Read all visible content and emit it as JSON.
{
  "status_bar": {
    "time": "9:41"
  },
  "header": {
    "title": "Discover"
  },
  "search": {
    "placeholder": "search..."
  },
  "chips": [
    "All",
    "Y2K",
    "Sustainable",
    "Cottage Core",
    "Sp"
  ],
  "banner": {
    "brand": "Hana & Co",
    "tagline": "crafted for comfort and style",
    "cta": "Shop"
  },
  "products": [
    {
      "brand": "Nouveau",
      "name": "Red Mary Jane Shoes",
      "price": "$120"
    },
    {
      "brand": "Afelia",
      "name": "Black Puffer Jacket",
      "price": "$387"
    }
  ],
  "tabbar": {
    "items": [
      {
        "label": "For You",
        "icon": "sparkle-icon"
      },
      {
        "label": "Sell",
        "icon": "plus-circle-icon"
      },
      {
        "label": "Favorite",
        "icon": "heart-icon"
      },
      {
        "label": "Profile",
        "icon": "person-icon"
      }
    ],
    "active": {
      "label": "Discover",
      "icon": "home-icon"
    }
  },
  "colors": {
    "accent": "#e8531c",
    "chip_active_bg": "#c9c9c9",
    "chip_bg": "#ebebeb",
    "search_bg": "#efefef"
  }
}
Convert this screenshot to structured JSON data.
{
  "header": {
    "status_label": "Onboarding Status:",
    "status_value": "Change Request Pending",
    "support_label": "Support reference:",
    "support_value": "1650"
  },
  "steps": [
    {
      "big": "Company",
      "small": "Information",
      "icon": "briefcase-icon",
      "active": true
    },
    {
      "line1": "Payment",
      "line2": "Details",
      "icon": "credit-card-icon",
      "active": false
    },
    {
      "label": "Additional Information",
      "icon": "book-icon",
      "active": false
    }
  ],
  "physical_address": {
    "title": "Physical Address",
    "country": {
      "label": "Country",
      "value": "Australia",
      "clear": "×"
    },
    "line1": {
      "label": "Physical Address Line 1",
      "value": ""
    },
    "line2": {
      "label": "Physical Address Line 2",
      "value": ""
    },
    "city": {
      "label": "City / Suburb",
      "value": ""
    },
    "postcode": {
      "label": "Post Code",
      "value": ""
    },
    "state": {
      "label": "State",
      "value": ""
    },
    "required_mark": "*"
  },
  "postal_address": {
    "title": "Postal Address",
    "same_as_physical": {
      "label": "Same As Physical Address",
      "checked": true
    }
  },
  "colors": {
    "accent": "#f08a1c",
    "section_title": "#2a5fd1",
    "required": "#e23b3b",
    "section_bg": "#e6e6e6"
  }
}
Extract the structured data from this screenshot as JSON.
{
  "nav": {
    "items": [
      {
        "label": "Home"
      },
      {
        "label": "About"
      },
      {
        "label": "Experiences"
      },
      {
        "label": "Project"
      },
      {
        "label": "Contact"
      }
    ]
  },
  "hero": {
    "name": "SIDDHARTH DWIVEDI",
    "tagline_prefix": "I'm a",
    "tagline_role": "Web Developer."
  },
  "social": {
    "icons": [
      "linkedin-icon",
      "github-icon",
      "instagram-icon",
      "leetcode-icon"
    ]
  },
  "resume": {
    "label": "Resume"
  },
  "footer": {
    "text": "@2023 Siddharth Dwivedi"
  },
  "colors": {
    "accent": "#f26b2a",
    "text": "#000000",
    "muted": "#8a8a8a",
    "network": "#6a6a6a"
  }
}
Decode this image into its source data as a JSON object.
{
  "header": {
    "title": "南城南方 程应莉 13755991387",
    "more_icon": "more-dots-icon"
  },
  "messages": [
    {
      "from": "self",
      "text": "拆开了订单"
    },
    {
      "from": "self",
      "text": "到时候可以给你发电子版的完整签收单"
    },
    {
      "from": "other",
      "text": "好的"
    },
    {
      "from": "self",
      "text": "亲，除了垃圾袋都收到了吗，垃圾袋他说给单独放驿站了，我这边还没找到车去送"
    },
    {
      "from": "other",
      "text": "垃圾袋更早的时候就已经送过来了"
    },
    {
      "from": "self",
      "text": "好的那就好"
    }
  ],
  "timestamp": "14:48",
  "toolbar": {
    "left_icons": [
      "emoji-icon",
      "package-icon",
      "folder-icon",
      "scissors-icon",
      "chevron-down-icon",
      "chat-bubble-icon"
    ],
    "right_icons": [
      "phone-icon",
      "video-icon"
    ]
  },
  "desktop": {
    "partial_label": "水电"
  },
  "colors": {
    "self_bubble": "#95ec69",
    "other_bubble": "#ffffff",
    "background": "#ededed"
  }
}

== What to work on ==
Repeat all of the entries exactly.

== Answer for this exercise ==
Read all visible content and emit it as JSON.
{
  "status_bar": {
    "time": "9:41"
  },
  "header": {
    "title": "Discover"
  },
  "search": {
    "placeholder": "search..."
  },
  "chips": [
    "All",
    "Y2K",
    "Sustainable",
    "Cottage Core",
    "Sp"
  ],
  "banner": {
    "brand": "Hana & Co",
    "tagline": "crafted for comfort and style",
    "cta": "Shop"
  },
  "products": [
    {
      "brand": "Nouveau",
      "name": "Red Mary Jane Shoes",
      "price": "$120"
    },
    {
      "brand": "Afelia",
      "name": "Black Puffer Jacket",
      "price": "$387"
    }
  ],
  "tabbar": {
    "items": [
      {
        "label": "For You",
        "icon": "sparkle-icon"
      },
      {
        "label": "Sell",
        "icon": "plus-circle-icon"
      },
      {
        "label": "Favorite",
        "icon": "heart-icon"
      },
      {
        "label": "Profile",
        "icon": "person-icon"
      }
    ],
    "active": {
      "label": "Discover",
      "icon": "home-icon"
    }
  },
  "colors": {
    "accent": "#e8531c",
    "chip_active_bg": "#c9c9c9",
    "chip_bg": "#ebebeb",
    "search_bg": "#efefef"
  }
}
Convert this screenshot to structured JSON data.
{
  "header": {
    "status_label": "Onboarding Status:",
    "status_value": "Change Request Pending",
    "support_label": "Support reference:",
    "support_value": "1650"
  },
  "steps": [
    {
      "big": "Company",
      "small": "Information",
      "icon": "briefcase-icon",
      "active": true
    },
    {
      "line1": "Payment",
      "line2": "Details",
      "icon": "credit-card-icon",
      "active": false
    },
    {
      "label": "Additional Information",
      "icon": "book-icon",
      "active": false
    }
  ],
  "physical_address": {
    "title": "Physical Address",
    "country": {
      "label": "Country",
      "value": "Australia",
      "clear": "×"
    },
    "line1": {
      "label": "Physical Address Line 1",
      "value": ""
    },
    "line2": {
      "label": "Physical Address Line 2",
      "value": ""
    },
    "city": {
      "label": "City / Suburb",
      "value": ""
    },
    "postcode": {
      "label": "Post Code",
      "value": ""
    },
    "state": {
      "label": "State",
      "value": ""
    },
    "required_mark": "*"
  },
  "postal_address": {
    "title": "Postal Address",
    "same_as_physical": {
      "label": "Same As Physical Address",
      "checked": true
    }
  },
  "colors": {
    "accent": "#f08a1c",
    "section_title": "#2a5fd1",
    "required": "#e23b3b",
    "section_bg": "#e6e6e6"
  }
}
Extract the structured data from this screenshot as JSON.
{
  "nav": {
    "items": [
      {
        "label": "Home"
      },
      {
        "label": "About"
      },
      {
        "label": "Experiences"
      },
      {
        "label": "Project"
      },
      {
        "label": "Contact"
      }
    ]
  },
  "hero": {
    "name": "SIDDHARTH DWIVEDI",
    "tagline_prefix": "I'm a",
    "tagline_role": "Web Developer."
  },
  "social": {
    "icons": [
      "linkedin-icon",
      "github-icon",
      "instagram-icon",
      "leetcode-icon"
    ]
  },
  "resume": {
    "label": "Resume"
  },
  "footer": {
    "text": "@2023 Siddharth Dwivedi"
  },
  "colors": {
    "accent": "#f26b2a",
    "text": "#000000",
    "muted": "#8a8a8a",
    "network": "#6a6a6a"
  }
}
Decode this image into its source data as a JSON object.
{
  "header": {
    "title": "南城南方 程应莉 13755991387",
    "more_icon": "more-dots-icon"
  },
  "messages": [
    {
      "from": "self",
      "text": "拆开了订单"
    },
    {
      "from": "self",
      "text": "到时候可以给你发电子版的完整签收单"
    },
    {
      "from": "other",
      "text": "好的"
    },
    {
      "from": "self",
      "text": "亲，除了垃圾袋都收到了吗，垃圾袋他说给单独放驿站了，我这边还没找到车去送"
    },
    {
      "from": "other",
      "text": "垃圾袋更早的时候就已经送过来了"
    },
    {
      "from": "self",
      "text": "好的那就好"
    }
  ],
  "timestamp": "14:48",
  "toolbar": {
    "left_icons": [
      "emoji-icon",
      "package-icon",
      "folder-icon",
      "scissors-icon",
      "chevron-down-icon",
      "chat-bubble-icon"
    ],
    "right_icons": [
      "phone-icon",
      "video-icon"
    ]
  },
  "desktop": {
    "partial_label": "水电"
  },
  "colors": {
    "self_bubble": "#95ec69",
    "other_bubble": "#ffffff",
    "background": "#ededed"
  }
}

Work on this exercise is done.